# Request:
Copy the data from the line that contains "Read out every word on this page." to its last line, exactly, including both of those lines and leaving out everything before.

# Dataset excerpt:
__________
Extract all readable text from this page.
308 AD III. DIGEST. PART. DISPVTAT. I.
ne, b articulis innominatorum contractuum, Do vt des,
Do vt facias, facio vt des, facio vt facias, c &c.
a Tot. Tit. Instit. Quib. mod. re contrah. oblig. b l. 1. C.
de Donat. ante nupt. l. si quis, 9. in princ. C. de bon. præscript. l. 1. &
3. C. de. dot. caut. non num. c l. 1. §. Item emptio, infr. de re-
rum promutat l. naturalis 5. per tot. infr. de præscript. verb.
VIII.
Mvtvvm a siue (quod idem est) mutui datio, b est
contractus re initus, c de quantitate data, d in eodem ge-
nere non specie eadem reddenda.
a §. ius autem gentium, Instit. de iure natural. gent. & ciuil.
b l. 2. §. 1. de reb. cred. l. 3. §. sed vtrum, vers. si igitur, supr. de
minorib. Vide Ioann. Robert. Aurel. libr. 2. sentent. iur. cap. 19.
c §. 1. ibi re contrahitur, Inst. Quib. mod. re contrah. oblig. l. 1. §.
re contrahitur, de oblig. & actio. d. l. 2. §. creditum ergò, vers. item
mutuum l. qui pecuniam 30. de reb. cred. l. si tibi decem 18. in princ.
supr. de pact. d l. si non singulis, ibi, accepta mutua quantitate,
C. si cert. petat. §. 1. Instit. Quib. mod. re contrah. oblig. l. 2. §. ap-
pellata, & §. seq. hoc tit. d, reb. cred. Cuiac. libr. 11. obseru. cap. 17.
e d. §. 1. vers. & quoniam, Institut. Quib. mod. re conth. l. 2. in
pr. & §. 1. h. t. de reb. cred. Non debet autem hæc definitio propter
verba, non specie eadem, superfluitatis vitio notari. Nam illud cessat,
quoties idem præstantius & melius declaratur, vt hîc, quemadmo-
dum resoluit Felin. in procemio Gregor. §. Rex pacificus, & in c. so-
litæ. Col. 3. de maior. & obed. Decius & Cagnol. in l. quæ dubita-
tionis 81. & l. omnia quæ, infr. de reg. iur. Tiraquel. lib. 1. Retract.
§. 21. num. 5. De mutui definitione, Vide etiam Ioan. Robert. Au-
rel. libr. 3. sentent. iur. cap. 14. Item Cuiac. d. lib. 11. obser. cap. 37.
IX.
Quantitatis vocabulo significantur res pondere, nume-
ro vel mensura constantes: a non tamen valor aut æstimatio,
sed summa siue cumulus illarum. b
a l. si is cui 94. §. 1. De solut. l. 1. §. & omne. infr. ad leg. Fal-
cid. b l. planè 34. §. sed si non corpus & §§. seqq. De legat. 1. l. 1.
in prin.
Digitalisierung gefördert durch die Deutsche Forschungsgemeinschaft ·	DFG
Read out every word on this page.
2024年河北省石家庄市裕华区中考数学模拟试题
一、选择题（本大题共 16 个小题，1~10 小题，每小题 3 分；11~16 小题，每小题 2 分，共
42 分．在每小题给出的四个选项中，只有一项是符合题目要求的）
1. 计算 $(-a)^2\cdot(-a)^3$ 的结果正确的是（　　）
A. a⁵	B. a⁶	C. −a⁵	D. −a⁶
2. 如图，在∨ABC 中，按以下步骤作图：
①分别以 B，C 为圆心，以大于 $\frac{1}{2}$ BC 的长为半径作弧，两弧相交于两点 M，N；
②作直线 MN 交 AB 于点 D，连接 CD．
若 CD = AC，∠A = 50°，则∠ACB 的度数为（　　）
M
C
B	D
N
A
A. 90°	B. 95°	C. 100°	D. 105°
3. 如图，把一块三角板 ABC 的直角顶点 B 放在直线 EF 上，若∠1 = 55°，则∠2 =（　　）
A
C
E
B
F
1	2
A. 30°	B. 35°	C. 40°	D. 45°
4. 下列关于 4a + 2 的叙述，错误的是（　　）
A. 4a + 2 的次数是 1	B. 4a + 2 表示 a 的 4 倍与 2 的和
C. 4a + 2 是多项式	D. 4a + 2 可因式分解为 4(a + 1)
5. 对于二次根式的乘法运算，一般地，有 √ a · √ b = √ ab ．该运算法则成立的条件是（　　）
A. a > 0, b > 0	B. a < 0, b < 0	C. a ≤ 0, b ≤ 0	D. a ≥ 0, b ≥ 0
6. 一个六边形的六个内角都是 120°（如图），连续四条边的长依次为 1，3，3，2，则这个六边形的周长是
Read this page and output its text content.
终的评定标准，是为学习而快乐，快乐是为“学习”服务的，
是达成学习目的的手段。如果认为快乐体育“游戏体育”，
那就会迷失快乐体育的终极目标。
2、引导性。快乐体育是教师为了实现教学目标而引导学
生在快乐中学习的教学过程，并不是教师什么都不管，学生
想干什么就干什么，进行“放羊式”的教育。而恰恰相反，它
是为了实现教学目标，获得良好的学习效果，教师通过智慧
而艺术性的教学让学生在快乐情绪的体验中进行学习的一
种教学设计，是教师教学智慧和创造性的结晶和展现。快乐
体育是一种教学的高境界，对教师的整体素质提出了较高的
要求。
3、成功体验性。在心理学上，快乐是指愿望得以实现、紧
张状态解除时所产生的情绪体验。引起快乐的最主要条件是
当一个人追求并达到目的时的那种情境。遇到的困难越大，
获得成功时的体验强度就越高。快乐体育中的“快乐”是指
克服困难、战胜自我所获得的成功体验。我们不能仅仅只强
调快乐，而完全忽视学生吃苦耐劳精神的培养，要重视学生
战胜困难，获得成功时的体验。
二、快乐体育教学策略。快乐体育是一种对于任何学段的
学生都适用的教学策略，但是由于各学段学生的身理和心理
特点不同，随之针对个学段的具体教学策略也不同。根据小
__________
# Full response:
Read out every word on this page.
2024年河北省石家庄市裕华区中考数学模拟试题
一、选择题（本大题共 16 个小题，1~10 小题，每小题 3 分；11~16 小题，每小题 2 分，共
42 分．在每小题给出的四个选项中，只有一项是符合题目要求的）
1. 计算 $(-a)^2\cdot(-a)^3$ 的结果正确的是（　　）
A. a⁵	B. a⁶	C. −a⁵	D. −a⁶
2. 如图，在∨ABC 中，按以下步骤作图：
①分别以 B，C 为圆心，以大于 $\frac{1}{2}$ BC 的长为半径作弧，两弧相交于两点 M，N；
②作直线 MN 交 AB 于点 D，连接 CD．
若 CD = AC，∠A = 50°，则∠ACB 的度数为（　　）
M
C
B	D
N
A
A. 90°	B. 95°	C. 100°	D. 105°
3. 如图，把一块三角板 ABC 的直角顶点 B 放在直线 EF 上，若∠1 = 55°，则∠2 =（　　）
A
C
E
B
F
1	2
A. 30°	B. 35°	C. 40°	D. 45°
4. 下列关于 4a + 2 的叙述，错误的是（　　）
A. 4a + 2 的次数是 1	B. 4a + 2 表示 a 的 4 倍与 2 的和
C. 4a + 2 是多项式	D. 4a + 2 可因式分解为 4(a + 1)
5. 对于二次根式的乘法运算，一般地，有 √ a · √ b = √ ab ．该运算法则成立的条件是（　　）
A. a > 0, b > 0	B. a < 0, b < 0	C. a ≤ 0, b ≤ 0	D. a ≥ 0, b ≥ 0
6. 一个六边形的六个内角都是 120°（如图），连续四条边的长依次为 1，3，3，2，则这个六边形的周长是
Read this page and output its text content.
终的评定标准，是为学习而快乐，快乐是为“学习”服务的，
是达成学习目的的手段。如果认为快乐体育“游戏体育”，
那就会迷失快乐体育的终极目标。
2、引导性。快乐体育是教师为了实现教学目标而引导学
生在快乐中学习的教学过程，并不是教师什么都不管，学生
想干什么就干什么，进行“放羊式”的教育。而恰恰相反，它
是为了实现教学目标，获得良好的学习效果，教师通过智慧
而艺术性的教学让学生在快乐情绪的体验中进行学习的一
种教学设计，是教师教学智慧和创造性的结晶和展现。快乐
体育是一种教学的高境界，对教师的整体素质提出了较高的
要求。
3、成功体验性。在心理学上，快乐是指愿望得以实现、紧
张状态解除时所产生的情绪体验。引起快乐的最主要条件是
当一个人追求并达到目的时的那种情境。遇到的困难越大，
获得成功时的体验强度就越高。快乐体育中的“快乐”是指
克服困难、战胜自我所获得的成功体验。我们不能仅仅只强
调快乐，而完全忽视学生吃苦耐劳精神的培养，要重视学生
战胜困难，获得成功时的体验。
二、快乐体育教学策略。快乐体育是一种对于任何学段的
学生都适用的教学策略，但是由于各学段学生的身理和心理
特点不同，随之针对个学段的具体教学策略也不同。根据小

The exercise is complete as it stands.